⟨

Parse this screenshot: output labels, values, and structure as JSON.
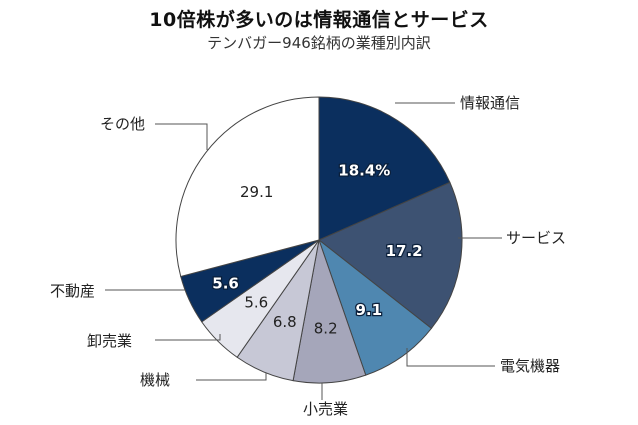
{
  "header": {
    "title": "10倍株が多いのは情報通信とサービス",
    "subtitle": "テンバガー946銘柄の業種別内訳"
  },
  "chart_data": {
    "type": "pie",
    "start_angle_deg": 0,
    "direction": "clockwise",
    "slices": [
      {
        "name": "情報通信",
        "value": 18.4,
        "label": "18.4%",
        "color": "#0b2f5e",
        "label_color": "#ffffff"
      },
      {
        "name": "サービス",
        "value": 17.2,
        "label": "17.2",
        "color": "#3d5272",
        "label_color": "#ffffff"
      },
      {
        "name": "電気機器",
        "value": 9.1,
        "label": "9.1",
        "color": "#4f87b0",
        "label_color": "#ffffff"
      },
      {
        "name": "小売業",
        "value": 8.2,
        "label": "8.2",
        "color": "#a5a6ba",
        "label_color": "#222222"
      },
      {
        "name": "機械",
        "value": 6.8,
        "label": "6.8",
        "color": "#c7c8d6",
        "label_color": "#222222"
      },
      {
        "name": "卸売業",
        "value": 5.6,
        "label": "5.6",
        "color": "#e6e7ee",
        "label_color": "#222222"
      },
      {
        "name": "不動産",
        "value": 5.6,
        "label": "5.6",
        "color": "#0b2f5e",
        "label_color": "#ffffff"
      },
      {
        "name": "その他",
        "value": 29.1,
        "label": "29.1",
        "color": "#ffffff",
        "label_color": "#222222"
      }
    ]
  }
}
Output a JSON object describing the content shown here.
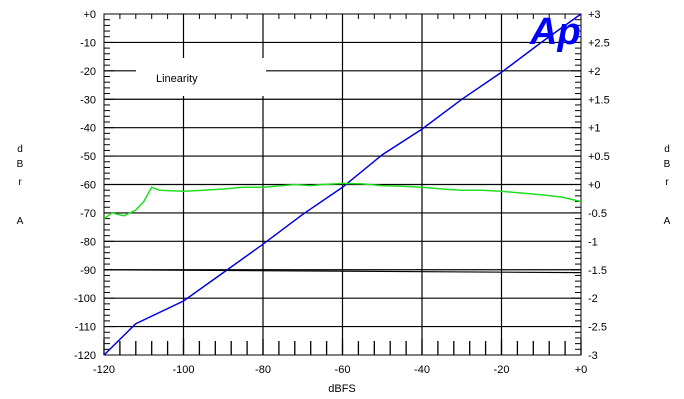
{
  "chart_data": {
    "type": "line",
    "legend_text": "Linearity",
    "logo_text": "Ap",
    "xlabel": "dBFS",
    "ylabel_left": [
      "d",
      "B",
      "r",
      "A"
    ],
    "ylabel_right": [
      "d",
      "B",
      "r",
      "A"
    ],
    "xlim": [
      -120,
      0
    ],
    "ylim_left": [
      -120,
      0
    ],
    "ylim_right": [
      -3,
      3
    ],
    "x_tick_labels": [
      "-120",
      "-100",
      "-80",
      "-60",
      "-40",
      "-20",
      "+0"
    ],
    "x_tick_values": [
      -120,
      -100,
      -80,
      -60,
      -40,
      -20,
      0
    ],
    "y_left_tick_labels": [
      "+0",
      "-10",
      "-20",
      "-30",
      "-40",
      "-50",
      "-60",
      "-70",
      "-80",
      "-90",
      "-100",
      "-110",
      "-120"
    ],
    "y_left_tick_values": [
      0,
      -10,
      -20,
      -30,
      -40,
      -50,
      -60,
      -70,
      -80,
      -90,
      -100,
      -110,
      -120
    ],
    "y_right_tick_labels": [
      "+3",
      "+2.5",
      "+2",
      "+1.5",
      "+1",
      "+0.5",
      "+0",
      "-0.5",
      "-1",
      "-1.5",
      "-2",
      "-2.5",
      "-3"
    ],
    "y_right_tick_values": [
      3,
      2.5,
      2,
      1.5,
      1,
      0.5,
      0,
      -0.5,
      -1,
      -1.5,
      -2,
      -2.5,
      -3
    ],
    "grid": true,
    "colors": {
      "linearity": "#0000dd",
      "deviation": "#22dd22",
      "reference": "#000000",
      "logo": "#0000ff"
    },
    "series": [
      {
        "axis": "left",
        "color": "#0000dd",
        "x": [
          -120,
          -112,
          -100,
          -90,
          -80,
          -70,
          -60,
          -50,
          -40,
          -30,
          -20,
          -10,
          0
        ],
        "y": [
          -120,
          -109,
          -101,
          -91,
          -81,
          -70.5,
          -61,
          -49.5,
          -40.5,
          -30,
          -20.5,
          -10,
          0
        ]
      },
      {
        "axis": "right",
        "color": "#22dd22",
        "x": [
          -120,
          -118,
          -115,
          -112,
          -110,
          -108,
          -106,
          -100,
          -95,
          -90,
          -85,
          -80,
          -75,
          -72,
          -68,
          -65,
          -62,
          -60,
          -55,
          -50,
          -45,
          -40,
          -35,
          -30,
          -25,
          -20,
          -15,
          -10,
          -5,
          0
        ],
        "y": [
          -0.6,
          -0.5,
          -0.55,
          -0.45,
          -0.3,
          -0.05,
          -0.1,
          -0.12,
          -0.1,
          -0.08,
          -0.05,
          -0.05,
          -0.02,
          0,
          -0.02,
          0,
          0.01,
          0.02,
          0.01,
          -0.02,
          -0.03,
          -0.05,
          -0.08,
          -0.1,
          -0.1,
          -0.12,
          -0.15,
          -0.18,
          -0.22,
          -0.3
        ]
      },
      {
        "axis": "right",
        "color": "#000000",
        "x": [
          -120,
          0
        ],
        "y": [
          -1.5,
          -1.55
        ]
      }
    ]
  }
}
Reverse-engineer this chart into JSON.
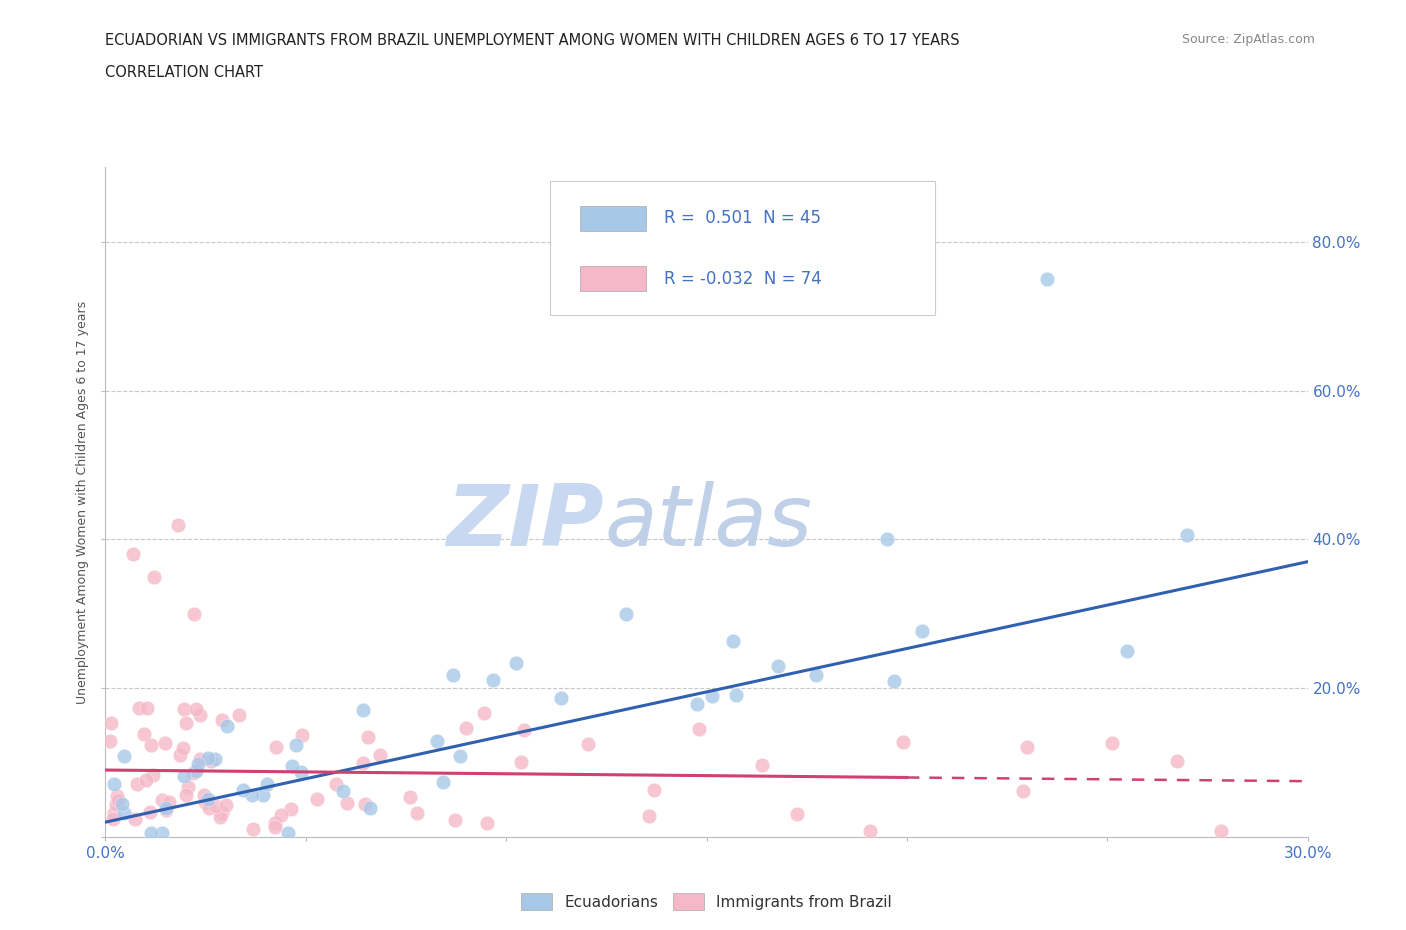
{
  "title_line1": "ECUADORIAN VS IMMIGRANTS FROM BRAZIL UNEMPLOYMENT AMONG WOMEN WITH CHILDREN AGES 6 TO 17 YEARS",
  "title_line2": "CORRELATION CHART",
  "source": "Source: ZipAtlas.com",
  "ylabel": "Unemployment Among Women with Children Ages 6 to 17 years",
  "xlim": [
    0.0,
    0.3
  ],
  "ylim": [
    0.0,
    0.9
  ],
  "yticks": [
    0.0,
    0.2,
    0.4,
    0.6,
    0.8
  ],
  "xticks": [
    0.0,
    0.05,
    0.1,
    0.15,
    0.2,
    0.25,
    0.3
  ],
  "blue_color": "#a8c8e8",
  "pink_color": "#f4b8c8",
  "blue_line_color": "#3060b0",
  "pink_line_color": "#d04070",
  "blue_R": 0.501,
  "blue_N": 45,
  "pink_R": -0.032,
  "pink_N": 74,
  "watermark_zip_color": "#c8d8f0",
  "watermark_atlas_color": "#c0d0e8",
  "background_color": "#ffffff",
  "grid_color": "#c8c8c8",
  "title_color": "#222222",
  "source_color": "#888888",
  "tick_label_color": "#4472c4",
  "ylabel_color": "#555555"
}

⟩

**WHAT THE TASK REQUIRES:** Strip out the pictures and quote the remaining data word for word.

**OUTPUT OF THE TASK:**
Parse this screenshot: output labels, values, and structure as JSON.
{
  "header": {
    "title": "10倍株が多いのは情報通信とサービス",
    "subtitle": "テンバガー946銘柄の業種別内訳"
  },
  "chart_data": {
    "type": "pie",
    "start_angle_deg": 0,
    "direction": "clockwise",
    "slices": [
      {
        "name": "情報通信",
        "value": 18.4,
        "label": "18.4%",
        "color": "#0b2f5e",
        "label_color": "#ffffff"
      },
      {
        "name": "サービス",
        "value": 17.2,
        "label": "17.2",
        "color": "#3d5272",
        "label_color": "#ffffff"
      },
      {
        "name": "電気機器",
        "value": 9.1,
        "label": "9.1",
        "color": "#4f87b0",
        "label_color": "#ffffff"
      },
      {
        "name": "小売業",
        "value": 8.2,
        "label": "8.2",
        "color": "#a5a6ba",
        "label_color": "#222222"
      },
      {
        "name": "機械",
        "value": 6.8,
        "label": "6.8",
        "color": "#c7c8d6",
        "label_color": "#222222"
      },
      {
        "name": "卸売業",
        "value": 5.6,
        "label": "5.6",
        "color": "#e6e7ee",
        "label_color": "#222222"
      },
      {
        "name": "不動産",
        "value": 5.6,
        "label": "5.6",
        "color": "#0b2f5e",
        "label_color": "#ffffff"
      },
      {
        "name": "その他",
        "value": 29.1,
        "label": "29.1",
        "color": "#ffffff",
        "label_color": "#222222"
      }
    ]
  }
}
Output a JSON object describing the content shown here.
{
  "chart_data": {
    "type": "line",
    "legend_text": "Linearity",
    "logo_text": "Ap",
    "xlabel": "dBFS",
    "ylabel_left": [
      "d",
      "B",
      "r",
      "A"
    ],
    "ylabel_right": [
      "d",
      "B",
      "r",
      "A"
    ],
    "xlim": [
      -120,
      0
    ],
    "ylim_left": [
      -120,
      0
    ],
    "ylim_right": [
      -3,
      3
    ],
    "x_tick_labels": [
      "-120",
      "-100",
      "-80",
      "-60",
      "-40",
      "-20",
      "+0"
    ],
    "x_tick_values": [
      -120,
      -100,
      -80,
      -60,
      -40,
      -20,
      0
    ],
    "y_left_tick_labels": [
      "+0",
      "-10",
      "-20",
      "-30",
      "-40",
      "-50",
      "-60",
      "-70",
      "-80",
      "-90",
      "-100",
      "-110",
      "-120"
    ],
    "y_left_tick_values": [
      0,
      -10,
      -20,
      -30,
      -40,
      -50,
      -60,
      -70,
      -80,
      -90,
      -100,
      -110,
      -120
    ],
    "y_right_tick_labels": [
      "+3",
      "+2.5",
      "+2",
      "+1.5",
      "+1",
      "+0.5",
      "+0",
      "-0.5",
      "-1",
      "-1.5",
      "-2",
      "-2.5",
      "-3"
    ],
    "y_right_tick_values": [
      3,
      2.5,
      2,
      1.5,
      1,
      0.5,
      0,
      -0.5,
      -1,
      -1.5,
      -2,
      -2.5,
      -3
    ],
    "grid": true,
    "colors": {
      "linearity": "#0000dd",
      "deviation": "#22dd22",
      "reference": "#000000",
      "logo": "#0000ff"
    },
    "series": [
      {
        "axis": "left",
        "color": "#0000dd",
        "x": [
          -120,
          -112,
          -100,
          -90,
          -80,
          -70,
          -60,
          -50,
          -40,
          -30,
          -20,
          -10,
          0
        ],
        "y": [
          -120,
          -109,
          -101,
          -91,
          -81,
          -70.5,
          -61,
          -49.5,
          -40.5,
          -30,
          -20.5,
          -10,
          0
        ]
      },
      {
        "axis": "right",
        "color": "#22dd22",
        "x": [
          -120,
          -118,
          -115,
          -112,
          -110,
          -108,
          -106,
          -100,
          -95,
          -90,
          -85,
          -80,
          -75,
          -72,
          -68,
          -65,
          -62,
          -60,
          -55,
          -50,
          -45,
          -40,
          -35,
          -30,
          -25,
          -20,
          -15,
          -10,
          -5,
          0
        ],
        "y": [
          -0.6,
          -0.5,
          -0.55,
          -0.45,
          -0.3,
          -0.05,
          -0.1,
          -0.12,
          -0.1,
          -0.08,
          -0.05,
          -0.05,
          -0.02,
          0,
          -0.02,
          0,
          0.01,
          0.02,
          0.01,
          -0.02,
          -0.03,
          -0.05,
          -0.08,
          -0.1,
          -0.1,
          -0.12,
          -0.15,
          -0.18,
          -0.22,
          -0.3
        ]
      },
      {
        "axis": "right",
        "color": "#000000",
        "x": [
          -120,
          0
        ],
        "y": [
          -1.5,
          -1.55
        ]
      }
    ]
  }
}
Reverse-engineer this chart into JSON.
{
  "title_line1": "ECUADORIAN VS IMMIGRANTS FROM BRAZIL UNEMPLOYMENT AMONG WOMEN WITH CHILDREN AGES 6 TO 17 YEARS",
  "title_line2": "CORRELATION CHART",
  "source": "Source: ZipAtlas.com",
  "ylabel": "Unemployment Among Women with Children Ages 6 to 17 years",
  "xlim": [
    0.0,
    0.3
  ],
  "ylim": [
    0.0,
    0.9
  ],
  "yticks": [
    0.0,
    0.2,
    0.4,
    0.6,
    0.8
  ],
  "xticks": [
    0.0,
    0.05,
    0.1,
    0.15,
    0.2,
    0.25,
    0.3
  ],
  "blue_color": "#a8c8e8",
  "pink_color": "#f4b8c8",
  "blue_line_color": "#3060b0",
  "pink_line_color": "#d04070",
  "blue_R": 0.501,
  "blue_N": 45,
  "pink_R": -0.032,
  "pink_N": 74,
  "watermark_zip_color": "#c8d8f0",
  "watermark_atlas_color": "#c0d0e8",
  "background_color": "#ffffff",
  "grid_color": "#c8c8c8",
  "title_color": "#222222",
  "source_color": "#888888",
  "tick_label_color": "#4472c4",
  "ylabel_color": "#555555"
}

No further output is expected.